··· SOURCE
Aaron Stopher

Posted on Feb 9

Hashing at Speed - Learning Rust with a Challenge

#rust #algorithms #python #datascience

🚀 Understanding the Challenge

Preparing self-compiled image datasets—or cleaning up unorganized image dumps for training models—can be challenging. This is where perceptual hashing shines. With a range of perceptual image hashing algorithms available (each with its own pros and cons), for this library I'm going to focus on hashing methods to reduce visual duplicates as opposed to clustering.

During my MS, I used Nvidia's celeb faces research to train a ProGAN model for realistic face images. I then applied the model to a tougher, noisier case—cyberpunk cities—by scraping and compiling my own image set. With a deliberately low image count, I could test how various augmentation methods affected training. Still, duplicate images had to be minimized.

Starting with a manually collected ~3K image set, I reduced duplicates to yield roughly 2K unique images. I used the imagehash Python library, after trying a few algorithms, ended up choosing dhash for its performance and reasonable results.

Three years later, while browsing Kaggle image datasets, I noticed many of the sets still suffer from ambiguity and duplicates. With few well-pruned sets available, I set out to create imgdd.

🦀 Why Rust?

I had been searching for a good candidate project to learn rust. In 2012 I'd spent a good amount of time learning Java and C++ alongside core computer science concepts. It has now been some time since I've had much reason to develop with a compiled language; however it occurs to me, a lot of the productivity I've been able to enjoy for scientific applications in Python is accomplished using C and C variant bindings. Now seems like a great opportunity to combined my slightly "rusty" computer science skills with my newly acquired machine learning / data science knowledge. Ideally the result could help facilitate processing larger image sets.

📌 Initial Approach

I've released python packages with CICD to pypi before but I've not spent a lot of time creating full featured packaging around interop patterns. Since I'm planning on creating the core functionality in rust then exposing an interface for both python and rust while squeezing as much time complexity performance as I can. I will be deploying more heavy handed quality checks while keeping the actual tests relatively lightweight.
······
··· EXTRACTED ENTRIES
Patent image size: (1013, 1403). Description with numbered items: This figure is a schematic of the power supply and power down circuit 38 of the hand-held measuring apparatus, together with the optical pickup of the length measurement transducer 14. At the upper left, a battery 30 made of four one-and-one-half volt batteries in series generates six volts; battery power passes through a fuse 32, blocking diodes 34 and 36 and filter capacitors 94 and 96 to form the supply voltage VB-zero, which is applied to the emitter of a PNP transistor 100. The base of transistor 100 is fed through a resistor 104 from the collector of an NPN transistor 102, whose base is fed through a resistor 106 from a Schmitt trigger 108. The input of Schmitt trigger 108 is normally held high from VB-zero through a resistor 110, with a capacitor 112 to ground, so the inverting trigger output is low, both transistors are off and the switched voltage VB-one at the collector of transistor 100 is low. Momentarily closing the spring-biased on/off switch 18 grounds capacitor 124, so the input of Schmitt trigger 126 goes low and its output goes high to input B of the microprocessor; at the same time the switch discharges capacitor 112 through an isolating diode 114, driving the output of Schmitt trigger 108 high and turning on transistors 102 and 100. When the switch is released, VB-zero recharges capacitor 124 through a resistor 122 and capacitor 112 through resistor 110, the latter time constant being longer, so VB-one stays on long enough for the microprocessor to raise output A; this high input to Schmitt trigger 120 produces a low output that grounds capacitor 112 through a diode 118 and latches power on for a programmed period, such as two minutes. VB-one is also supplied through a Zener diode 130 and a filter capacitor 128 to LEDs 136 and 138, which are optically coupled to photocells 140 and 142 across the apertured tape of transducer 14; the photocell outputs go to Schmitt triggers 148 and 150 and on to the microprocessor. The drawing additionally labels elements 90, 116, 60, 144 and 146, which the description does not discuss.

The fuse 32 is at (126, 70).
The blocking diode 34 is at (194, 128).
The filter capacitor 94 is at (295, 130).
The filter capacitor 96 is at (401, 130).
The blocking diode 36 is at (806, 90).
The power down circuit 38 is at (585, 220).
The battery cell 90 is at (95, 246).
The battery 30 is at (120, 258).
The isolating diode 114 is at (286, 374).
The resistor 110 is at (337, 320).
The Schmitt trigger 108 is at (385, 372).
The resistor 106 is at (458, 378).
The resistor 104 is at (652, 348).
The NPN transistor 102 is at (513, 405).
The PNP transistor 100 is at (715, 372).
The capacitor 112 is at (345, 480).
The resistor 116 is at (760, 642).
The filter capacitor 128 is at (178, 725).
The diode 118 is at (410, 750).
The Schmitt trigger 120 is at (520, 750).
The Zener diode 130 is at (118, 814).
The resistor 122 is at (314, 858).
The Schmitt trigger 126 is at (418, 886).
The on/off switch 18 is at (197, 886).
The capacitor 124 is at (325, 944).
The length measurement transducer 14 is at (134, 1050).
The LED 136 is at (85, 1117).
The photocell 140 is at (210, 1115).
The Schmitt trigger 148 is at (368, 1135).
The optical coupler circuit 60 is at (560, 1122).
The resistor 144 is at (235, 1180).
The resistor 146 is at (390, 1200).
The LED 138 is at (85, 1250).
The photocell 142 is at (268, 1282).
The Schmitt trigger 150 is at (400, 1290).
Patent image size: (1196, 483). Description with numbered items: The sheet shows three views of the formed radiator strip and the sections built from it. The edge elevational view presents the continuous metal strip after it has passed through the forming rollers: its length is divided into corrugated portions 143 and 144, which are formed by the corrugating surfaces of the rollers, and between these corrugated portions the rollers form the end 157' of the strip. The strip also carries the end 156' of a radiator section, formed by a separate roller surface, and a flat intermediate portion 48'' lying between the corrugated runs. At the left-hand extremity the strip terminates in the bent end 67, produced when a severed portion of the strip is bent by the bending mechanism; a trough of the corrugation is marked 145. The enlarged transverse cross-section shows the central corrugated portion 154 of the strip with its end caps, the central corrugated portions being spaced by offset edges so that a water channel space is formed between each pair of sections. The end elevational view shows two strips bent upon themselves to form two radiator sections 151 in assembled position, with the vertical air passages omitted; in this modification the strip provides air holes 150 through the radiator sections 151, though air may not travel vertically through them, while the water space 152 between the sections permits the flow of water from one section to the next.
······
▶ _TASK REQUIREMENTS_: Continue the blog post about building the imgdd image hashing library in Rust, starting right after its last sentence.

▶ _RESPONSE TO THIS EXERCISE_:
Code Quality Checks

unit testing - code coverage
integration testing - reliability
core function benchmarking - quality
integration benchmarking - quality
comparison benchmarking - quality

Time complexity being a primary focus, setting up criterion benchmarking is relatively high on the to do list. I found the setup incredibly straight forward. The framework is very friendly and gives feedback for slow tests suggesting a specific number to reduce the number of tests by. It seemed a bit reminiscent to me of running statistics tests in R.

The next focus in terms of strategy was to focus on matching hashing implementations with imagehash and other researched implementations for common perceptual hash methods. aHash, mHash, dHash are all relatively straightforward implementations. pHash and wHash are a bit more involved and require a bit more nuance in terms of implementation.

🔥 Developing the Algorithms

Overview

Creating the algorithm code was more a practice in optimizing time complexity of the function than anything. There is a lot of information regarding algorithm steps and the specific math required to accomplish the intended result.

Alongside verifying algorithm math/logic I checked the output against imagehash. I generated a red/black alternating pixel image and used the same cat image from this article to verify the hash; making sure imgdd's output was identical to imagehash's output.

Algorithm Details

aHash (Average Hash):
- Collects the average pixel value to generate a 64 bit binary hash value.

source

pub fn ahash(image: &DynamicImage) -> Result<Self> {
    let mut sum = 0u64;
    let mut pixels = [0u8; 64];

    // Collect pixel values and compute sum
    for (i, (_, _, pixel)) in image.pixels().enumerate().take(64) {
        pixels[i] = pixel[0];
        sum += pixels[i] as u64;
    }

    // Collect average pixel value
    let avg = sum / 64;

    // Compute hash and store bits in the correct order
    let mut hash = 0u64;
    for (i, &pixel) in pixels.iter().enumerate() {
        if pixel as u64 > avg {
            hash |= 1 << (63 - i); // reverse order
        }
    }

    Ok(Self { hash })
}

mHash (Median Hash):
- Collects median pixel value to generate a 64 bit binary hash value.

source

pub fn mhash(image: &DynamicImage) -> Result<Self> {
    let mut pixels = [0u8; 64];

    // Collect 64 pixel values
    for (i, pixel) in image.pixels().map(|p| p.2[0]).take(64).enumerate() {
        pixels[i] = pixel;
    }

    // Copy pixels so we don't modify the original array
    let mut pixels_copy = pixels;

    // Find median O(n)
    let mid = 32;
    let (low, median, _high) = pixels_copy.select_nth_unstable(mid);
    let median = (*median as u64 + low[mid - 1] as u64) / 2; // Compute true median

    // Compute hash
    let mut hash = 0u64;
    for (i, &pixel) in pixels.iter().enumerate() {
        if pixel as u64 > median {
            hash |= 1 << (63 - i); // reverse order
        }
    }

    Ok(Self { hash })
}

dHash (Difference Hash):
- Encodes relative changes between adjacent pixels in a 64 bit binary hash.

source

pub fn dhash(image: &DynamicImage) -> Result<Self> {
    let mut hash = 0u64;

    for y in 0..8 {
        let mut current = image.get_pixel(0, y)[0];
        for x in 1..9 {
            let next = image.get_pixel(x, y)[0];
            hash = (hash << 1) | (next > current) as u64;
            current = next;
        }
    }

    Ok(Self { hash })
}

pHash (Perceptual Hash):
- Overview:
  - pHash analyzes the frequency domain of an image using the Discrete Cosine Transform (DCT).
  - Start with a 32×32 grayscale image.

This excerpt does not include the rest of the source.